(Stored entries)
- - -

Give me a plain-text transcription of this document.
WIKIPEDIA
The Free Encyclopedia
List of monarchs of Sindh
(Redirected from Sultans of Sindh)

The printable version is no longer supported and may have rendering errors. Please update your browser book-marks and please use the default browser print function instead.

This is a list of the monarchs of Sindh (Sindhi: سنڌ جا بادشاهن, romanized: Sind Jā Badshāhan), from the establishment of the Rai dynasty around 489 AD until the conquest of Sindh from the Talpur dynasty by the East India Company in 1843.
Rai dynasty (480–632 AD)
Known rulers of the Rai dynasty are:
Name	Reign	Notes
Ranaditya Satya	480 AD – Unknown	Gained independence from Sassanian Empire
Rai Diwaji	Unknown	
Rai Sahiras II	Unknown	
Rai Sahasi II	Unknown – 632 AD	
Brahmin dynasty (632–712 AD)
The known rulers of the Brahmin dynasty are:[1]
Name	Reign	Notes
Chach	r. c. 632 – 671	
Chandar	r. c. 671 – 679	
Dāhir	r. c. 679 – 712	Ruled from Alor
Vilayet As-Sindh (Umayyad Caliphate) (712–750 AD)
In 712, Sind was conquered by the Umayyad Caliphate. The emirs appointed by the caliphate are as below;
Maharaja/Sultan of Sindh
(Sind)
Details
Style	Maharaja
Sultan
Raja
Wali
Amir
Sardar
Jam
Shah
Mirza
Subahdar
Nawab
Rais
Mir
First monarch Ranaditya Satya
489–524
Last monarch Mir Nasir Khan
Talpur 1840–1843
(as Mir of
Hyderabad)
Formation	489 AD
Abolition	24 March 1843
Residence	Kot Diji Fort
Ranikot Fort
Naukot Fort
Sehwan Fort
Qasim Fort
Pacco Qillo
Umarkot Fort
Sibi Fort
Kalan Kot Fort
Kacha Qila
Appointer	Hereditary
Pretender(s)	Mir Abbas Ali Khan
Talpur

- - -

## Exercise goal
Find the lines above that include the string "monarchs" and copy them.

## Solution for this task
List of monarchs of Sindh
This is a list of the monarchs of Sindh (Sindhi: سنڌ جا بادشاهن, romanized: Sind Jā Badshāhan), from the establishment of the Rai dynasty around 489 AD until the conquest of Sindh from the Talpur dynasty by the East India Company in 1843.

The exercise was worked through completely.